• [Short task]: Identify the lines that contain the string "必须提前" and copy all of them.
/---
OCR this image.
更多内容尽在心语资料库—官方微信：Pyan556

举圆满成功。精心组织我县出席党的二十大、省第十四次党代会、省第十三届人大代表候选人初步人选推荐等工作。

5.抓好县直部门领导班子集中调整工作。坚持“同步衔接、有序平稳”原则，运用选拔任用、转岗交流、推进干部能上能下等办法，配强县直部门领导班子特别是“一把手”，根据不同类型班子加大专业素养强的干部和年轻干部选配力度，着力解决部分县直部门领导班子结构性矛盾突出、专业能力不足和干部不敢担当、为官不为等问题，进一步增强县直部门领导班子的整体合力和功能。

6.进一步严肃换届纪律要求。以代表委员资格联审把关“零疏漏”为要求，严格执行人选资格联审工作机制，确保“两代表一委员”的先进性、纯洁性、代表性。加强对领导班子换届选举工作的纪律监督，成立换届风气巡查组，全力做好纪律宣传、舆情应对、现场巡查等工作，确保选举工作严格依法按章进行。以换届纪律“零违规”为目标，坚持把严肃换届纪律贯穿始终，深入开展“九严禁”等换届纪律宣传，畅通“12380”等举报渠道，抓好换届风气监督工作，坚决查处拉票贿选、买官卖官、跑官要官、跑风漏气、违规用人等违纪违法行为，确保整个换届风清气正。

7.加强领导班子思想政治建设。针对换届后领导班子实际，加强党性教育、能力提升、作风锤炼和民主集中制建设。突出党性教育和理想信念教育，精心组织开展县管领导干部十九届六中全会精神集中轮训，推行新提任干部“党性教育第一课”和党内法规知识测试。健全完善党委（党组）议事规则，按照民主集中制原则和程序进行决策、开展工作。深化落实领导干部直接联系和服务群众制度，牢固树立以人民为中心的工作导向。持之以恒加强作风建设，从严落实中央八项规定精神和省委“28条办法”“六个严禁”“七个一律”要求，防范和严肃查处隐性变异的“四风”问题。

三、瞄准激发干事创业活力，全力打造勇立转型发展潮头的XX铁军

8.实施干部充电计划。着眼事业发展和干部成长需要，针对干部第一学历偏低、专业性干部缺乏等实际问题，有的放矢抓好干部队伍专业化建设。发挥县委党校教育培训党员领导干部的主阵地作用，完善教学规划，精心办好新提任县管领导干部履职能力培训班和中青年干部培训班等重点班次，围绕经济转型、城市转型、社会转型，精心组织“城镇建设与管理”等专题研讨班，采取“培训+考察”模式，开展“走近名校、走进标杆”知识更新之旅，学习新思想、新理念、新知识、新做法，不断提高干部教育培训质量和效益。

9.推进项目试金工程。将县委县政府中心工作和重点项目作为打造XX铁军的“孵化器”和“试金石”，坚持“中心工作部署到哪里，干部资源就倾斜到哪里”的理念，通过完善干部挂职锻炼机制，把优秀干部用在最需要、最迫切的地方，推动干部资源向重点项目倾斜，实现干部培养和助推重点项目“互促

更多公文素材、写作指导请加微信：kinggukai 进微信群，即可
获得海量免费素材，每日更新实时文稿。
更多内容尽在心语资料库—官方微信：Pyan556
\---
/---
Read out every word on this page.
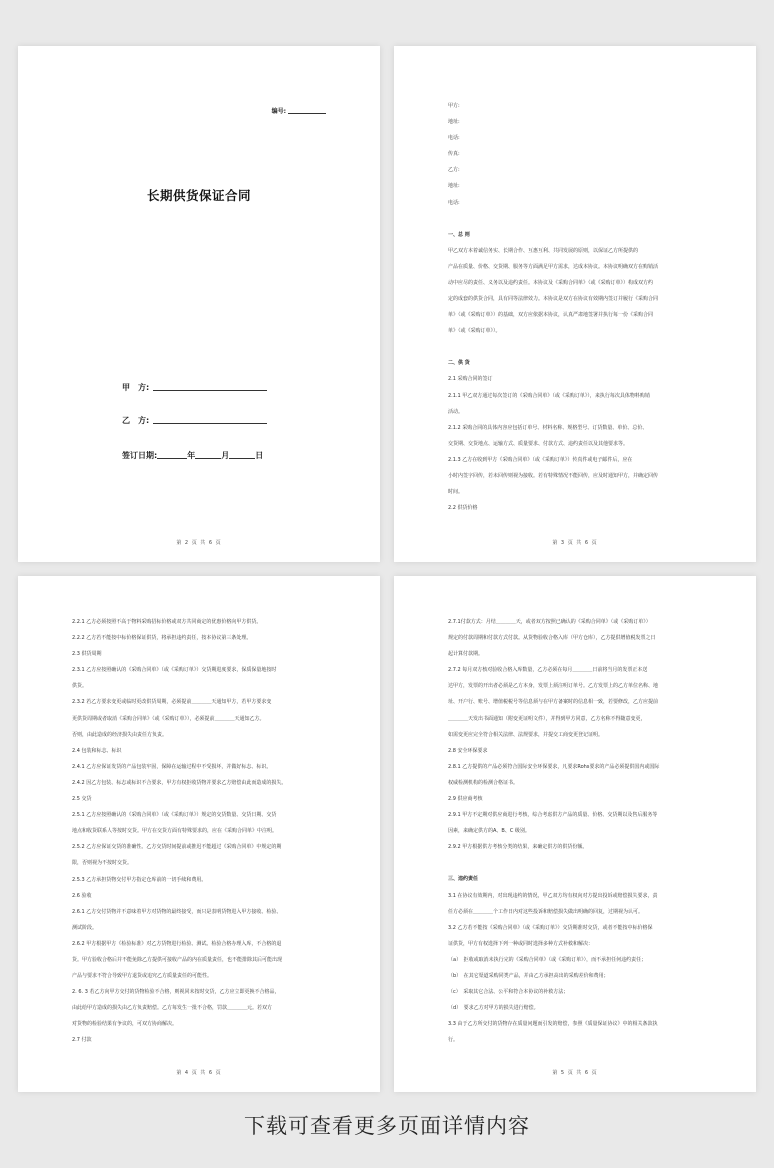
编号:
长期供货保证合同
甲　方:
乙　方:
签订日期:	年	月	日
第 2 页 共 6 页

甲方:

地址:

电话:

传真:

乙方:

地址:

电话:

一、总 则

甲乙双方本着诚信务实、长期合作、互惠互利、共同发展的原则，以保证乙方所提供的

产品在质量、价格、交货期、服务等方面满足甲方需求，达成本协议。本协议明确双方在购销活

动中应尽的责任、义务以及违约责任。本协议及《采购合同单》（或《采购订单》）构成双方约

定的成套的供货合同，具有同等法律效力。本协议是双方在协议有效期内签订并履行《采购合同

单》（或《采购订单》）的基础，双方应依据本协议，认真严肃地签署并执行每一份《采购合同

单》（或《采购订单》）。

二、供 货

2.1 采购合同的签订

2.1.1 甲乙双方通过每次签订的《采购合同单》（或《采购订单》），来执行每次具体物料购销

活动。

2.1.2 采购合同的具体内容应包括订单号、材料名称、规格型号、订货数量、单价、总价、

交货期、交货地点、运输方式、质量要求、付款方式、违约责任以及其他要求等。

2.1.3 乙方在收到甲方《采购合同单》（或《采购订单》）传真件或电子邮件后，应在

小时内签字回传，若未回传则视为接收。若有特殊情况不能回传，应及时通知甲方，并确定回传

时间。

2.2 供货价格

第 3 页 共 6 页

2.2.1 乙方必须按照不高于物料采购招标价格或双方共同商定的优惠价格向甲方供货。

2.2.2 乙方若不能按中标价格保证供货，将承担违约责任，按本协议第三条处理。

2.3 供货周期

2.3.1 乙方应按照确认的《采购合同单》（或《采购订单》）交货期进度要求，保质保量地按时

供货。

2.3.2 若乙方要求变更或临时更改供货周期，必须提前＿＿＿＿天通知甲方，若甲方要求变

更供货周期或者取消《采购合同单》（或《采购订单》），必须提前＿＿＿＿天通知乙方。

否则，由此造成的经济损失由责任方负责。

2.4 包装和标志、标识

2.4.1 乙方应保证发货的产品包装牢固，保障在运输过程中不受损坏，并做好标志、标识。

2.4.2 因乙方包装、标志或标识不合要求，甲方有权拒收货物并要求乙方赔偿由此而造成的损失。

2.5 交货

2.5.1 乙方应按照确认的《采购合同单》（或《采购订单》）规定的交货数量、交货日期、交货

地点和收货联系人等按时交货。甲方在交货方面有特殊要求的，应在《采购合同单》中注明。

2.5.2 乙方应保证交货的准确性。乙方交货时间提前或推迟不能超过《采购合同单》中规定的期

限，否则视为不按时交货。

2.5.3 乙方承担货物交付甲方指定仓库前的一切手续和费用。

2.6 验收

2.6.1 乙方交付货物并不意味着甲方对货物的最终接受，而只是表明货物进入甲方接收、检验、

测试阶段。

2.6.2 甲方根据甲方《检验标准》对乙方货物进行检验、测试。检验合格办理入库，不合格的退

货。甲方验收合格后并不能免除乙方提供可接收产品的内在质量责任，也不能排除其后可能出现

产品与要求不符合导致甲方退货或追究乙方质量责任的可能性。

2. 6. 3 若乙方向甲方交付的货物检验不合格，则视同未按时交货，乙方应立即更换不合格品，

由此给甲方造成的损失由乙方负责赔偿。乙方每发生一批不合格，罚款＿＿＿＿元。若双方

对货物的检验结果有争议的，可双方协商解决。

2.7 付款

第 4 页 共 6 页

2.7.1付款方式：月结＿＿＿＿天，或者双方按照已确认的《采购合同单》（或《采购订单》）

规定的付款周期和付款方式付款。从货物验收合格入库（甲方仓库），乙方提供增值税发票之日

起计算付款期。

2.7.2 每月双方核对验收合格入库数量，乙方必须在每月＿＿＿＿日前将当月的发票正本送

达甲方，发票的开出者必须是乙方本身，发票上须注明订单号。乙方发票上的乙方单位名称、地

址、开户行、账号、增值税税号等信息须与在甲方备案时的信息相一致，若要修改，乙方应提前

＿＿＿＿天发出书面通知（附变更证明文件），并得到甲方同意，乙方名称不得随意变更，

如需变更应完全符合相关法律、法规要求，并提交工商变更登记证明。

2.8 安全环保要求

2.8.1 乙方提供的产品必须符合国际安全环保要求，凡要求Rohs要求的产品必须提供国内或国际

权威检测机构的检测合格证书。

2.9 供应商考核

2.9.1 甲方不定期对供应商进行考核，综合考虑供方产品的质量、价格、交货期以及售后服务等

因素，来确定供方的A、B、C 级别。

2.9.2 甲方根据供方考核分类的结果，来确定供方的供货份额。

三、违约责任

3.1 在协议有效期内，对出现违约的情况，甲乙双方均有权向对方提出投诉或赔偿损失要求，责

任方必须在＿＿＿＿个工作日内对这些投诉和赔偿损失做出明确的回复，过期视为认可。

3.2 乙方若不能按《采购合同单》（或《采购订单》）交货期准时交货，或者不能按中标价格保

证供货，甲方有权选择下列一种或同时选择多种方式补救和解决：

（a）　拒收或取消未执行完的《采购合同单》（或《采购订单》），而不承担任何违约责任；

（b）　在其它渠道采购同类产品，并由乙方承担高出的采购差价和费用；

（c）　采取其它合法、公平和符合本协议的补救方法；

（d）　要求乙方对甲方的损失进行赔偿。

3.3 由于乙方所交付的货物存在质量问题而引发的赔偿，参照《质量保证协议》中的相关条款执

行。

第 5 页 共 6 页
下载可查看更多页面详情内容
\---
• [Final answer]:
2.3.2 若乙方要求变更或临时更改供货周期，必须提前＿＿＿＿天通知甲方，若甲方要求变
更供货周期或者取消《采购合同单》（或《采购订单》），必须提前＿＿＿＿天通知乙方。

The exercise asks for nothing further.